## begin INFORMATION GIVEN

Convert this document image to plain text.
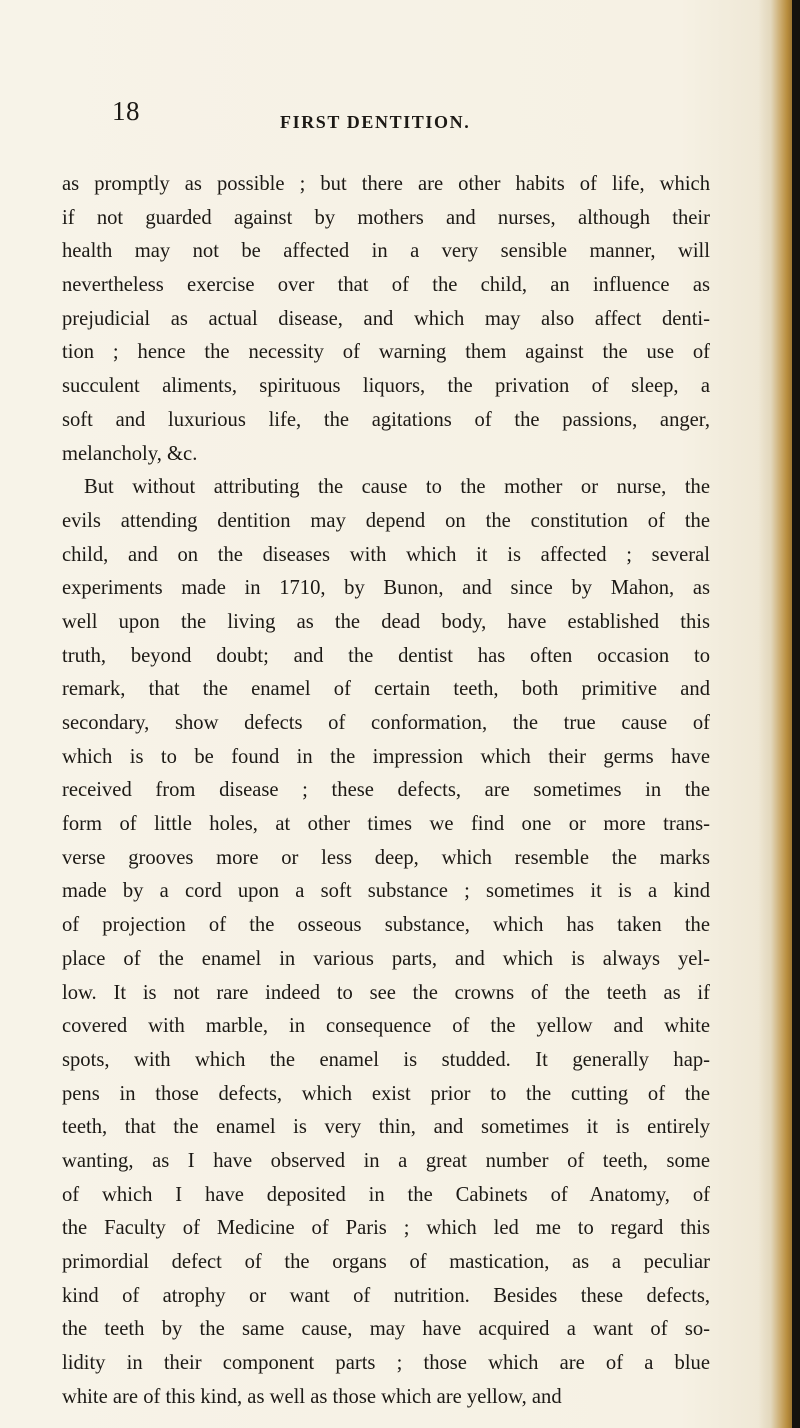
18	FIRST DENTITION.
as promptly as possible ; but there are other habits of life, which
if not guarded against by mothers and nurses, although their
health may not be affected in a very sensible manner, will
nevertheless exercise over that of the child, an influence as
prejudicial as actual disease, and which may also affect denti-
tion ; hence the necessity of warning them against the use of
succulent aliments, spirituous liquors, the privation of sleep, a
soft and luxurious life, the agitations of the passions, anger,
melancholy, &c.
But without attributing the cause to the mother or nurse, the
evils attending dentition may depend on the constitution of the
child, and on the diseases with which it is affected ; several
experiments made in 1710, by Bunon, and since by Mahon, as
well upon the living as the dead body, have established this
truth, beyond doubt; and the dentist has often occasion to
remark, that the enamel of certain teeth, both primitive and
secondary, show defects of conformation, the true cause of
which is to be found in the impression which their germs have
received from disease ; these defects, are sometimes in the
form of little holes, at other times we find one or more trans-
verse grooves more or less deep, which resemble the marks
made by a cord upon a soft substance ; sometimes it is a kind
of projection of the osseous substance, which has taken the
place of the enamel in various parts, and which is always yel-
low. It is not rare indeed to see the crowns of the teeth as if
covered with marble, in consequence of the yellow and white
spots, with which the enamel is studded. It generally hap-
pens in those defects, which exist prior to the cutting of the
teeth, that the enamel is very thin, and sometimes it is entirely
wanting, as I have observed in a great number of teeth, some
of which I have deposited in the Cabinets of Anatomy, of
the Faculty of Medicine of Paris ; which led me to regard this
primordial defect of the organs of mastication, as a peculiar
kind of atrophy or want of nutrition. Besides these defects,
the teeth by the same cause, may have acquired a want of so-
lidity in their component parts ; those which are of a blue
white are of this kind, as well as those which are yellow, and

## end INFORMATION GIVEN

### SET PROBLEM
Collect the complete line wherever the string "that" appears in the records.

### EXERCISE OUTPUT
nevertheless exercise over that of the child, an influence as
remark, that the enamel of certain teeth, both primitive and
teeth, that the enamel is very thin, and sometimes it is entirely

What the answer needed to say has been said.